# [Directive]
Reproduce the listing below without any change.

[Start]

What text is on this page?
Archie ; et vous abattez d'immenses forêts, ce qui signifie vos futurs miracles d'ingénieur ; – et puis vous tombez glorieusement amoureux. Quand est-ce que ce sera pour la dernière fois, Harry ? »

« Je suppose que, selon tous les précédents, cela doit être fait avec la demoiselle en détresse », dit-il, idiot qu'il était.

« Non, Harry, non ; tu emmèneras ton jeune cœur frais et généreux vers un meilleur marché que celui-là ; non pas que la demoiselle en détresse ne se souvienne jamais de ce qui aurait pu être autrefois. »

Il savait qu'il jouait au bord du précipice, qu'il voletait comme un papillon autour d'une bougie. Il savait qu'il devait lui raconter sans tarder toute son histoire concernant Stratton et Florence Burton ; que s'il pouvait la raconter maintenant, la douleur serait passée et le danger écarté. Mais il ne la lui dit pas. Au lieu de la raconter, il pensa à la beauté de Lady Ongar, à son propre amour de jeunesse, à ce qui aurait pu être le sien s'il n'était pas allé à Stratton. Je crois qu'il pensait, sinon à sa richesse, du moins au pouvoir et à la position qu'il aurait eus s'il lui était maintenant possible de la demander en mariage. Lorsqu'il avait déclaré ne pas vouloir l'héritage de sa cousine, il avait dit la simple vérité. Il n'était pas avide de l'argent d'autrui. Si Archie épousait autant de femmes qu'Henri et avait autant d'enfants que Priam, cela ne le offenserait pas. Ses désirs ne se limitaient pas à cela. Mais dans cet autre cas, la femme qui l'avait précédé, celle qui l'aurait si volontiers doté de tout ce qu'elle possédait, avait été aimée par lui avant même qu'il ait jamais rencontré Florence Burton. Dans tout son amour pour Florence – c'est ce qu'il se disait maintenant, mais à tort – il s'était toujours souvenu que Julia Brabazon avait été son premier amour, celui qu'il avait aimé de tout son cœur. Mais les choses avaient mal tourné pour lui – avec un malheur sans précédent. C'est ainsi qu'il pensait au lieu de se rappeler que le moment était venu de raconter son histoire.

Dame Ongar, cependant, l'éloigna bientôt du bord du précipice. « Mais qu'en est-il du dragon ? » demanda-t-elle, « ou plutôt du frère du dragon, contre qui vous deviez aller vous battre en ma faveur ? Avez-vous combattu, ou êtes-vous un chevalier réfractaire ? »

[End]

# [Answer for this exercise]
What text is on this page?
Archie ; et vous abattez d'immenses forêts, ce qui signifie vos futurs miracles d'ingénieur ; – et puis vous tombez glorieusement amoureux. Quand est-ce que ce sera pour la dernière fois, Harry ? »

« Je suppose que, selon tous les précédents, cela doit être fait avec la demoiselle en détresse », dit-il, idiot qu'il était.

« Non, Harry, non ; tu emmèneras ton jeune cœur frais et généreux vers un meilleur marché que celui-là ; non pas que la demoiselle en détresse ne se souvienne jamais de ce qui aurait pu être autrefois. »

Il savait qu'il jouait au bord du précipice, qu'il voletait comme un papillon autour d'une bougie. Il savait qu'il devait lui raconter sans tarder toute son histoire concernant Stratton et Florence Burton ; que s'il pouvait la raconter maintenant, la douleur serait passée et le danger écarté. Mais il ne la lui dit pas. Au lieu de la raconter, il pensa à la beauté de Lady Ongar, à son propre amour de jeunesse, à ce qui aurait pu être le sien s'il n'était pas allé à Stratton. Je crois qu'il pensait, sinon à sa richesse, du moins au pouvoir et à la position qu'il aurait eus s'il lui était maintenant possible de la demander en mariage. Lorsqu'il avait déclaré ne pas vouloir l'héritage de sa cousine, il avait dit la simple vérité. Il n'était pas avide de l'argent d'autrui. Si Archie épousait autant de femmes qu'Henri et avait autant d'enfants que Priam, cela ne le offenserait pas. Ses désirs ne se limitaient pas à cela. Mais dans cet autre cas, la femme qui l'avait précédé, celle qui l'aurait si volontiers doté de tout ce qu'elle possédait, avait été aimée par lui avant même qu'il ait jamais rencontré Florence Burton. Dans tout son amour pour Florence – c'est ce qu'il se disait maintenant, mais à tort – il s'était toujours souvenu que Julia Brabazon avait été son premier amour, celui qu'il avait aimé de tout son cœur. Mais les choses avaient mal tourné pour lui – avec un malheur sans précédent. C'est ainsi qu'il pensait au lieu de se rappeler que le moment était venu de raconter son histoire.

Dame Ongar, cependant, l'éloigna bientôt du bord du précipice. « Mais qu'en est-il du dragon ? » demanda-t-elle, « ou plutôt du frère du dragon, contre qui vous deviez aller vous battre en ma faveur ? Avez-vous combattu, ou êtes-vous un chevalier réfractaire ? »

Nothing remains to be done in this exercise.